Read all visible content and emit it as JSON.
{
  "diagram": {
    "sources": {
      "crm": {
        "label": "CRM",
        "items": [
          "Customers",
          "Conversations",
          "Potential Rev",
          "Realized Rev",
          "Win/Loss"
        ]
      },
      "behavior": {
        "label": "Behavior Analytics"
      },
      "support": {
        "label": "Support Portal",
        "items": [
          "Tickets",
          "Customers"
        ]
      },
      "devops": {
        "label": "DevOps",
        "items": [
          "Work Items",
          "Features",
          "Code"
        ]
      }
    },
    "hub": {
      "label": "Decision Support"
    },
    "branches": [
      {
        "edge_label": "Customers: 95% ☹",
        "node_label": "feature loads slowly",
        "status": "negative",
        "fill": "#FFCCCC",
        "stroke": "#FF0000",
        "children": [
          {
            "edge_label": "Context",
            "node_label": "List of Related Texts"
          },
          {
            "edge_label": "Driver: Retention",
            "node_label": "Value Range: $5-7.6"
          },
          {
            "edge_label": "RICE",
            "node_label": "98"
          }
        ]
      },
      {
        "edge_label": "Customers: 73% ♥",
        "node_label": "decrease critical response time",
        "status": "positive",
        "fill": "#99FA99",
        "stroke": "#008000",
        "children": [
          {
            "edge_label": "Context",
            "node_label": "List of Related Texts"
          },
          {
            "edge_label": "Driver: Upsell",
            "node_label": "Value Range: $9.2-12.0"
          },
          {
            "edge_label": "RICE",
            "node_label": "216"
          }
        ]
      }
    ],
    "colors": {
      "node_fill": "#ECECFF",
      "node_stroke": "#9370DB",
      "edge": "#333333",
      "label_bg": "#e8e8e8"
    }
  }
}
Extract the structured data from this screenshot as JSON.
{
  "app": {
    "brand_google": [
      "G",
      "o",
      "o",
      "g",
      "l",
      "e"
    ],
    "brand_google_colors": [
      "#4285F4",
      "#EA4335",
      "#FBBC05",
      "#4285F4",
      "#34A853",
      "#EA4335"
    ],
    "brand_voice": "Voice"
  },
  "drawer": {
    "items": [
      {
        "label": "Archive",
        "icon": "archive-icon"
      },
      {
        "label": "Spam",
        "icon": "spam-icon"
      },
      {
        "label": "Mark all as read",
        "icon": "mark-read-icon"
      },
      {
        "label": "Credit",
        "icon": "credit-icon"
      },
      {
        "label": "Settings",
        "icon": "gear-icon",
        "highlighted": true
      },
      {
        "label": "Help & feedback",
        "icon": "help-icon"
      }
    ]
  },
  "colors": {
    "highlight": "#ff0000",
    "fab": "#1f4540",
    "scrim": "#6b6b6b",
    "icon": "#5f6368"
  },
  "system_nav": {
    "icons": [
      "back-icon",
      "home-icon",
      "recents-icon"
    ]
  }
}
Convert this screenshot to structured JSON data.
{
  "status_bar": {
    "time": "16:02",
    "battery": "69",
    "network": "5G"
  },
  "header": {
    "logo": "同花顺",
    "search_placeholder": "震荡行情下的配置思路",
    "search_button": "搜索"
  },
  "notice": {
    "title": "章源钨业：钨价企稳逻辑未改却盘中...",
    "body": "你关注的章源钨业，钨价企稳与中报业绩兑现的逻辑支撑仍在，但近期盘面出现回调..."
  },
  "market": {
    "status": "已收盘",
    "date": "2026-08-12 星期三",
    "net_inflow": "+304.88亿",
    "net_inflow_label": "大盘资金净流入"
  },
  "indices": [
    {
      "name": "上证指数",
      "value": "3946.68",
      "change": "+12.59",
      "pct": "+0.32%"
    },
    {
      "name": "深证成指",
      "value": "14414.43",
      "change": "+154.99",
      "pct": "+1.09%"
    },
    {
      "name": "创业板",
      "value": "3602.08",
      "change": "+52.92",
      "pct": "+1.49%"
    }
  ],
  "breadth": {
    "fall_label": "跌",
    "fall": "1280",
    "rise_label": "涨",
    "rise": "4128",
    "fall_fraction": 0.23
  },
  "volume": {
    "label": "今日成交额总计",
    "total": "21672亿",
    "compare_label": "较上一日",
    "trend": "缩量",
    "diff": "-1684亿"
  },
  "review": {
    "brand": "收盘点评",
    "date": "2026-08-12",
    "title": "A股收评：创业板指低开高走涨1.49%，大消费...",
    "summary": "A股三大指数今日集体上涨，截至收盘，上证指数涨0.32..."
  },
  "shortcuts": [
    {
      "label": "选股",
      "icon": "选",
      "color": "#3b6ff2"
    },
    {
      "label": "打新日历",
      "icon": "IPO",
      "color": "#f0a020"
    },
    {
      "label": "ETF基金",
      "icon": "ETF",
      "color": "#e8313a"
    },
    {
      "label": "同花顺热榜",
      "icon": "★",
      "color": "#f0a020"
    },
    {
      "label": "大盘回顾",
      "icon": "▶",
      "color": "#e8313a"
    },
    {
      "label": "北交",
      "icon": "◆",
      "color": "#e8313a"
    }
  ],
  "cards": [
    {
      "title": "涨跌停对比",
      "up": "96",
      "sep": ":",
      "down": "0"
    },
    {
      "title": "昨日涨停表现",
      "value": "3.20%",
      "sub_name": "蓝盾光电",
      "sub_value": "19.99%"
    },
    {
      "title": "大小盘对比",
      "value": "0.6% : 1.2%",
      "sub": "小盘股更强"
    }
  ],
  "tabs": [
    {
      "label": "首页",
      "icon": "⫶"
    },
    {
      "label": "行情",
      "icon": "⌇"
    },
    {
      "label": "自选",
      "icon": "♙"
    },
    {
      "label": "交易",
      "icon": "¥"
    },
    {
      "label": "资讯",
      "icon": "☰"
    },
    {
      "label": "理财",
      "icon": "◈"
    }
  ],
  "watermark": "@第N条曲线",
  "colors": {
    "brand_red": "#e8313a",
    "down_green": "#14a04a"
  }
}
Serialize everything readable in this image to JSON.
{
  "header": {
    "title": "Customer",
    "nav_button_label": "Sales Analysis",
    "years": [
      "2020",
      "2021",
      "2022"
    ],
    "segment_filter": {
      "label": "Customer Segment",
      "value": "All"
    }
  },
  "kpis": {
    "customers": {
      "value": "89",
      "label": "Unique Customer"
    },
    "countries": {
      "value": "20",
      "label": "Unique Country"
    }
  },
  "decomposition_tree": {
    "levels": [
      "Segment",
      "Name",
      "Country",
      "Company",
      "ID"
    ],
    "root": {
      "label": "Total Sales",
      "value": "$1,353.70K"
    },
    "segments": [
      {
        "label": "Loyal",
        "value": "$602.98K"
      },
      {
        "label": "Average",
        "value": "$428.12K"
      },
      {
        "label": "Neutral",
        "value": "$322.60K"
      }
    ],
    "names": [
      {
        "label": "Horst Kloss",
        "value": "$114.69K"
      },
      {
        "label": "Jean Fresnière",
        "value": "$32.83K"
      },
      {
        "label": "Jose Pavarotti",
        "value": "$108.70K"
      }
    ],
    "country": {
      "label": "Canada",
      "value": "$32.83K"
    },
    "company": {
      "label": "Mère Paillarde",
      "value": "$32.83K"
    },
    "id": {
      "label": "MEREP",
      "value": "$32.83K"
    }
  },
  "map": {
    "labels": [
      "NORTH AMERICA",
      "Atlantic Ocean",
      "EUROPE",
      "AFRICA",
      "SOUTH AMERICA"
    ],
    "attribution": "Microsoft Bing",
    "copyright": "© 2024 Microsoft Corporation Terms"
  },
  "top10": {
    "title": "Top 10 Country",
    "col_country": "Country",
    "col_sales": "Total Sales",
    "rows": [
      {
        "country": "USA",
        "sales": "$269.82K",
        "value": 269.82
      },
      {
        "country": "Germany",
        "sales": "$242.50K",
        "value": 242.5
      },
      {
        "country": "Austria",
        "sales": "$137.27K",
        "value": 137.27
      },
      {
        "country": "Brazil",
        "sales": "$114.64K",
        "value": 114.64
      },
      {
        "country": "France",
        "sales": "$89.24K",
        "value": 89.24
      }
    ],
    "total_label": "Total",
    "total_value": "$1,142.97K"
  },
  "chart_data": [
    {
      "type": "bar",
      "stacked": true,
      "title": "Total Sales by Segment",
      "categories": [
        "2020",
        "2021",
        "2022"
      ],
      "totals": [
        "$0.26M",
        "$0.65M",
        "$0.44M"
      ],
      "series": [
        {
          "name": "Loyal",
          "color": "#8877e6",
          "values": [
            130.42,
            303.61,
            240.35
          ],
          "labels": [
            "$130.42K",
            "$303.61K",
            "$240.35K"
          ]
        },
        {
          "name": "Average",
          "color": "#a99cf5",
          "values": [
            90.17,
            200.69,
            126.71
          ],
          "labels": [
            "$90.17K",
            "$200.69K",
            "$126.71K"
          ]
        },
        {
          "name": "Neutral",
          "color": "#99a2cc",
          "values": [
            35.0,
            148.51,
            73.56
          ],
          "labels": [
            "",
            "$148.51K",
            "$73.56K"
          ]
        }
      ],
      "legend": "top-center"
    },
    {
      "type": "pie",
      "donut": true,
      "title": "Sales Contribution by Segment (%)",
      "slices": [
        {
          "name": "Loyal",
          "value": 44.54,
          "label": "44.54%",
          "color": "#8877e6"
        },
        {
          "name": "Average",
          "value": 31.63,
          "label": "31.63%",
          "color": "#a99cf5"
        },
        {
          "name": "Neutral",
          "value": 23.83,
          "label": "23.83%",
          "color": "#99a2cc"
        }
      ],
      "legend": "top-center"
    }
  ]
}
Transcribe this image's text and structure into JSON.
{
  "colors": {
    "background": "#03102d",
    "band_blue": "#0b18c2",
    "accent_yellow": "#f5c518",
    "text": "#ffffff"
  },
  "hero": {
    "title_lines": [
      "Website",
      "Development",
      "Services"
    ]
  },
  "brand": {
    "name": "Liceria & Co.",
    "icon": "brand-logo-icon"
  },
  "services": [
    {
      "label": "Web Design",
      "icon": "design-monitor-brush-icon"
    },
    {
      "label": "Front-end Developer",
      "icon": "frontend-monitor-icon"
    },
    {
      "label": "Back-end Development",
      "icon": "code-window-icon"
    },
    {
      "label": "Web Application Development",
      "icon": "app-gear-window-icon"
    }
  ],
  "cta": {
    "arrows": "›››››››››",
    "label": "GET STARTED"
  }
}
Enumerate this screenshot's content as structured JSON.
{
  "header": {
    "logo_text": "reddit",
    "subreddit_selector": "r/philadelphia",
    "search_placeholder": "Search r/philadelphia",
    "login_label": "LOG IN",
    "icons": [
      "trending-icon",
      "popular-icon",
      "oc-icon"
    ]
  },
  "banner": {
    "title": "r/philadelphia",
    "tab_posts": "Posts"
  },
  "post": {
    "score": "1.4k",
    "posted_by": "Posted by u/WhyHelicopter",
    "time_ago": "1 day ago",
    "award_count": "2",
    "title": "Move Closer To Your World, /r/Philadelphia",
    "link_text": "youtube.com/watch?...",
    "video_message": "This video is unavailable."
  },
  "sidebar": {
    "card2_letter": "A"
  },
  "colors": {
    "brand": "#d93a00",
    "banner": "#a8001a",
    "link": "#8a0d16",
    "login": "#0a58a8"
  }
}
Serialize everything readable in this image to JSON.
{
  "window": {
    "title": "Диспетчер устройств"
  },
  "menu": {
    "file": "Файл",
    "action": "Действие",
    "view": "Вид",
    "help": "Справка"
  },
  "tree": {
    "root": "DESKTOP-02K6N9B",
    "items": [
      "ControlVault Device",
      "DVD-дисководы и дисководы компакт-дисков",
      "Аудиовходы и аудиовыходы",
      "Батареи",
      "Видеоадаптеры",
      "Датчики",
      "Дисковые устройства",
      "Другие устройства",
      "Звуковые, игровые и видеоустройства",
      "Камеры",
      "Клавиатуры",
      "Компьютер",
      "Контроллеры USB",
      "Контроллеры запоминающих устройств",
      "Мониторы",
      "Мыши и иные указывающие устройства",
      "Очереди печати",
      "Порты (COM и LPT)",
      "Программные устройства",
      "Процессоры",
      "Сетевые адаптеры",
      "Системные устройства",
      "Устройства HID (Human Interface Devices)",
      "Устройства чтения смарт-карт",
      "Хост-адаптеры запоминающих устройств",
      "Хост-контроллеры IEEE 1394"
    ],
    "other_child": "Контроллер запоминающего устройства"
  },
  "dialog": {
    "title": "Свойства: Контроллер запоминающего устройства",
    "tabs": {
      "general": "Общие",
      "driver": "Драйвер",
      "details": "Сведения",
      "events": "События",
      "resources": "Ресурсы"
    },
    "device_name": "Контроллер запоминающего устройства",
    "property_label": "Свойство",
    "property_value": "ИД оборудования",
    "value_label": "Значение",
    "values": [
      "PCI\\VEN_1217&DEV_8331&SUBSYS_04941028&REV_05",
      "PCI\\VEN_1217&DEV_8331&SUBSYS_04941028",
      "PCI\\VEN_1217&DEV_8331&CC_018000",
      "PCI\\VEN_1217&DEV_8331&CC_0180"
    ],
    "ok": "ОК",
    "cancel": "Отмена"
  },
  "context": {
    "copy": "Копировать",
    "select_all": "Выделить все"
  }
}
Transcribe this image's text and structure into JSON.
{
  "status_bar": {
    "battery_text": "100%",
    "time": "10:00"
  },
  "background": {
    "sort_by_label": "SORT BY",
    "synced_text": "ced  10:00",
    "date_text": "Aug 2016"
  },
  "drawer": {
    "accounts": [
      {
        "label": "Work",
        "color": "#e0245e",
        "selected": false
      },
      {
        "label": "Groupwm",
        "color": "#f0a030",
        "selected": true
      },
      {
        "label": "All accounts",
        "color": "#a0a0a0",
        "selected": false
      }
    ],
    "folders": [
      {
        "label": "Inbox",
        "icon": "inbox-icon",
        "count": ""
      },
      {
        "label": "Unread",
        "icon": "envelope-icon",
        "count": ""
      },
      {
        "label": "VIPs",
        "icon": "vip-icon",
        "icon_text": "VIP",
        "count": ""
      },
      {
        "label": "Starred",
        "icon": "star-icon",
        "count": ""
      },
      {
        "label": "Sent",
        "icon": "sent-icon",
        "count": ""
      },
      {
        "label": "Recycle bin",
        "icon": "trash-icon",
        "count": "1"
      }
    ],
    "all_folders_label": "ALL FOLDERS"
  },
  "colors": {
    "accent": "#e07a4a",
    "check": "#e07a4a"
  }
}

────────

*Task statement:*
Where a line of the material above holds the string "Development", copy that line.

*Worked solution:*
      "Development",
      "label": "Back-end Development",
      "label": "Web Application Development",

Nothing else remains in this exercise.